Do this:
Select the lines of the records containing the word "ahead" and list them.

Recorded information:
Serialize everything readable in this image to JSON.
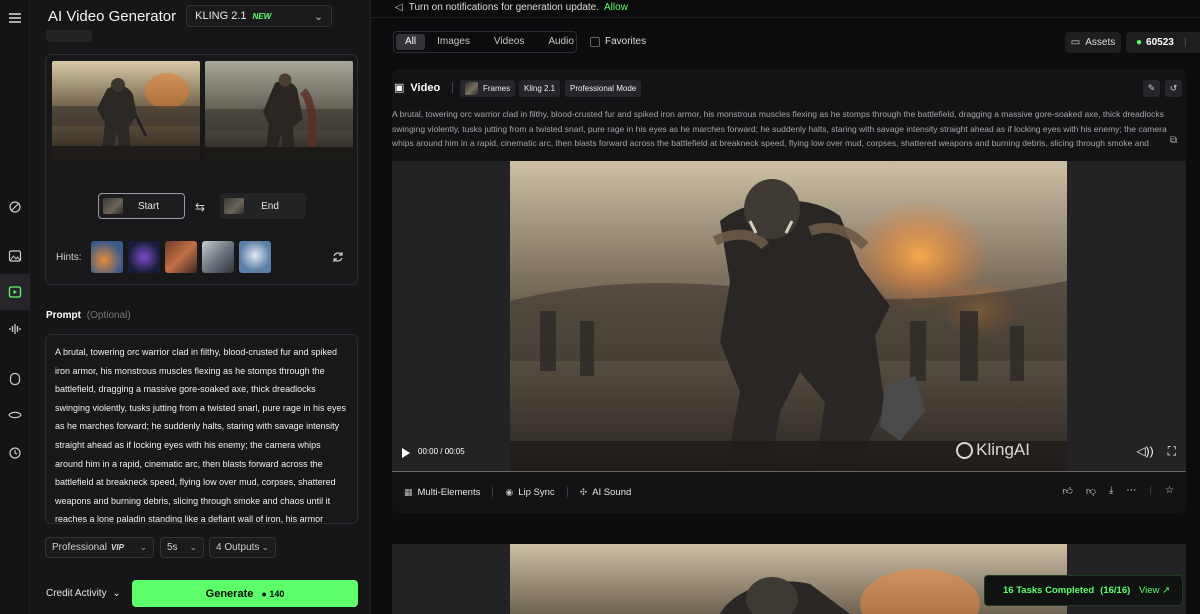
{
  "sidebar": {
    "icons": [
      "menu-icon",
      "effects-icon",
      "image-icon",
      "video-icon",
      "audio-icon",
      "model-icon",
      "eye-icon",
      "history-icon"
    ]
  },
  "generator": {
    "title": "AI Video Generator",
    "model": {
      "name": "KLING 2.1",
      "badge": "NEW"
    },
    "start_label": "Start",
    "end_label": "End",
    "hints_label": "Hints:",
    "prompt_title": "Prompt",
    "prompt_optional": "(Optional)",
    "prompt_text": "A brutal, towering orc warrior clad in filthy, blood-crusted fur and spiked iron armor, his monstrous muscles flexing as he stomps through the battlefield, dragging a massive gore-soaked axe, thick dreadlocks swinging violently, tusks jutting from a twisted snarl, pure rage in his eyes as he marches forward; he suddenly halts, staring with savage intensity straight ahead as if locking eyes with his enemy; the camera whips around him in a rapid, cinematic arc, then blasts forward across the battlefield at breakneck speed, flying low over mud, corpses, shattered weapons and burning debris, slicing through smoke and chaos until it reaches a lone paladin standing like a defiant wall of iron, his armor scarred and dented, cape torn and trailing,",
    "mode_select": {
      "value": "Professional",
      "badge": "VIP"
    },
    "duration_select": "5s",
    "outputs_select": "4 Outputs",
    "credit_activity": "Credit Activity",
    "generate_label": "Generate",
    "generate_cost": "140"
  },
  "main": {
    "notice": "Turn on notifications for generation update.",
    "notice_action": "Allow",
    "filters": [
      "All",
      "Images",
      "Videos",
      "Audio"
    ],
    "active_filter": "All",
    "favorites_label": "Favorites",
    "assets_label": "Assets",
    "credits": "60523",
    "video_card": {
      "title": "Video",
      "chips": [
        "Frames",
        "Kling 2.1",
        "Professional Mode"
      ],
      "description": "A brutal, towering orc warrior clad in filthy, blood-crusted fur and spiked iron armor, his monstrous muscles flexing as he stomps through the battlefield, dragging a massive gore-soaked axe, thick dreadlocks swinging violently, tusks jutting from a twisted snarl, pure rage in his eyes as he marches forward; he suddenly halts, staring with savage intensity straight ahead as if locking eyes with his enemy; the camera whips around him in a rapid, cinematic arc, then blasts forward across the battlefield at breakneck speed, flying low over mud, corpses, shattered weapons and burning debris, slicing through smoke and",
      "time": "00:00 / 00:05",
      "progress": 0,
      "watermark": "KlingAI",
      "tools": [
        "Multi-Elements",
        "Lip Sync",
        "AI Sound"
      ]
    },
    "toast": {
      "text": "16 Tasks Completed",
      "count": "(16/16)",
      "action": "View"
    }
  },
  "colors": {
    "accent": "#5cff6a",
    "bg": "#0c0c0e",
    "panel": "#161618"
  }
}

Exercise response:
    "prompt_text": "A brutal, towering orc warrior clad in filthy, blood-crusted fur and spiked iron armor, his monstrous muscles flexing as he stomps through the battlefield, dragging a massive gore-soaked axe, thick dreadlocks swinging violently, tusks jutting from a twisted snarl, pure rage in his eyes as he marches forward; he suddenly halts, staring with savage intensity straight ahead as if locking eyes with his enemy; the camera whips around him in a rapid, cinematic arc, then blasts forward across the battlefield at breakneck speed, flying low over mud, corpses, shattered weapons and burning debris, slicing through smoke and chaos until it reaches a lone paladin standing like a defiant wall of iron, his armor scarred and dented, cape torn and trailing,",
      "description": "A brutal, towering orc warrior clad in filthy, blood-crusted fur and spiked iron armor, his monstrous muscles flexing as he stomps through the battlefield, dragging a massive gore-soaked axe, thick dreadlocks swinging violently, tusks jutting from a twisted snarl, pure rage in his eyes as he marches forward; he suddenly halts, staring with savage intensity straight ahead as if locking eyes with his enemy; the camera whips around him in a rapid, cinematic arc, then blasts forward across the battlefield at breakneck speed, flying low over mud, corpses, shattered weapons and burning debris, slicing through smoke and",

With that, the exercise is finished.